== Work to do ==
Write out all the data again, exactly as it stands.

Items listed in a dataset

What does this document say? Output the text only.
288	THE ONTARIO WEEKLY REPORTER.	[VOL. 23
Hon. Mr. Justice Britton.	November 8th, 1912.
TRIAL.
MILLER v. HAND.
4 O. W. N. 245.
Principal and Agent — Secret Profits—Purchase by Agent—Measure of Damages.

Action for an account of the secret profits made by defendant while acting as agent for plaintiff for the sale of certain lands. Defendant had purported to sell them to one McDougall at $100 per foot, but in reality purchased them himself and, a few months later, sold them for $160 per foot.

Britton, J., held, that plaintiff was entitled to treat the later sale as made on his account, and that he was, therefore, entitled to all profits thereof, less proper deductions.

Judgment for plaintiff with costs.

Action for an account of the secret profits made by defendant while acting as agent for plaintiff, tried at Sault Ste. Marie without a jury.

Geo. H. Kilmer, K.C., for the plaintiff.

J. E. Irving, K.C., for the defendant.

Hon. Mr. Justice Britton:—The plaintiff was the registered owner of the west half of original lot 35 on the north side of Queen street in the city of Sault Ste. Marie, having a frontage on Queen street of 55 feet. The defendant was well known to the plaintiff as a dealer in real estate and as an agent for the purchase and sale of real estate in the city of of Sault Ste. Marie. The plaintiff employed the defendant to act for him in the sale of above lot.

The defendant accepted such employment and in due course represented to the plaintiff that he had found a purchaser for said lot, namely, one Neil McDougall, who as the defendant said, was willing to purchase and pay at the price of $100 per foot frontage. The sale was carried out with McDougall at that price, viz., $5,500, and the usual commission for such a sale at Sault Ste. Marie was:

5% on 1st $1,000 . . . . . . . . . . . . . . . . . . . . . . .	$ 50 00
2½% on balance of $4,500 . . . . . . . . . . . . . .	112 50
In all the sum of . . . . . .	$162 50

== Output of the task ==
What does this document say? Output the text only.
288	THE ONTARIO WEEKLY REPORTER.	[VOL. 23
Hon. Mr. Justice Britton.	November 8th, 1912.
TRIAL.
MILLER v. HAND.
4 O. W. N. 245.
Principal and Agent — Secret Profits—Purchase by Agent—Measure of Damages.

Action for an account of the secret profits made by defendant while acting as agent for plaintiff for the sale of certain lands. Defendant had purported to sell them to one McDougall at $100 per foot, but in reality purchased them himself and, a few months later, sold them for $160 per foot.

Britton, J., held, that plaintiff was entitled to treat the later sale as made on his account, and that he was, therefore, entitled to all profits thereof, less proper deductions.

Judgment for plaintiff with costs.

Action for an account of the secret profits made by defendant while acting as agent for plaintiff, tried at Sault Ste. Marie without a jury.

Geo. H. Kilmer, K.C., for the plaintiff.

J. E. Irving, K.C., for the defendant.

Hon. Mr. Justice Britton:—The plaintiff was the registered owner of the west half of original lot 35 on the north side of Queen street in the city of Sault Ste. Marie, having a frontage on Queen street of 55 feet. The defendant was well known to the plaintiff as a dealer in real estate and as an agent for the purchase and sale of real estate in the city of of Sault Ste. Marie. The plaintiff employed the defendant to act for him in the sale of above lot.

The defendant accepted such employment and in due course represented to the plaintiff that he had found a purchaser for said lot, namely, one Neil McDougall, who as the defendant said, was willing to purchase and pay at the price of $100 per foot frontage. The sale was carried out with McDougall at that price, viz., $5,500, and the usual commission for such a sale at Sault Ste. Marie was:

5% on 1st $1,000 . . . . . . . . . . . . . . . . . . . . . . .	$ 50 00
2½% on balance of $4,500 . . . . . . . . . . . . . .	112 50
In all the sum of . . . . . .	$162 50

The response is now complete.